Written problem: Copy the text about Paul Bäumer again, starting with "I nod. We stick" and going on through "young and sprightly.", with "stone-age veterans" swapped for "seasoned old soldiers" throughout.

--- start Text section ---

I nod. We stick out our chests, shave in the open, shove our hands in our pockets, inspect the recruits and feel ourselves to be stone-age veterans. (3.2)

We feel like Paul and his compatriots are constantly losing a layer of innocence with each event and each experience they endure over the course of the novel. When compared with their selves at the end of the novel, these "stone-age veterans" seem like puppies, young and sprightly.

Chapter 4
Paul Bäumer

Beside us lies a fair-headed recruit in utter terror. He has buried his face in his hands, his helmet has fallen off. I fish hold of it and try to put it back on his head. He looks up, pushes the helmet off and like a child creeps under my arm, his head close to my breast. The little shoulders heave. (4.48)

This new recruit makes us realize just how brave Paul and his compatriots are. If we were thrown into this trench, we would probably do exactly what this young recruit is doing. We are reminded at this moment of just how young these men are.

I don't know whether it's morning or evening. I lie in the pale cradle of the twilight, and listen for the soft words which will come, soft and near – am I crying? I put my hand to my eyes, it is so fantastic; am I a child? (4.43)

Sleep is the only thing powerful enough to make the soldiers forget where they are. This is a heartbreaking moment in which the rockets overhead seem almost like fireworks to a newly wakened Paul.

--- end Text section ---
--- start Collected data ---

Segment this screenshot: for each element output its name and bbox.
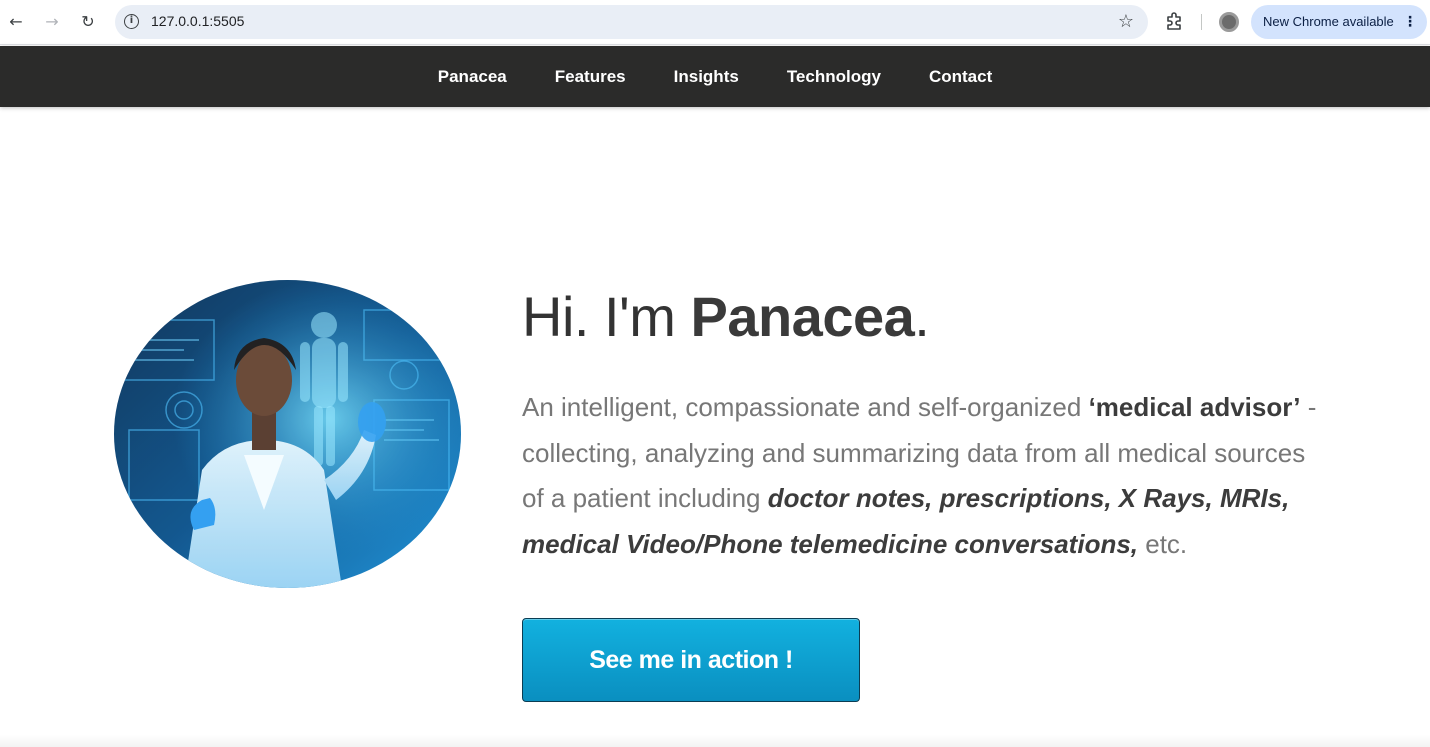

--- end Collected data ---

Answer to the exercise:
I nod. We stick out our chests, shave in the open, shove our hands in our pockets, inspect the recruits and feel ourselves to be seasoned old soldiers. (3.2)

We feel like Paul and his compatriots are constantly losing a layer of innocence with each event and each experience they endure over the course of the novel. When compared with their selves at the end of the novel, these "seasoned old soldiers" seem like puppies, young and sprightly.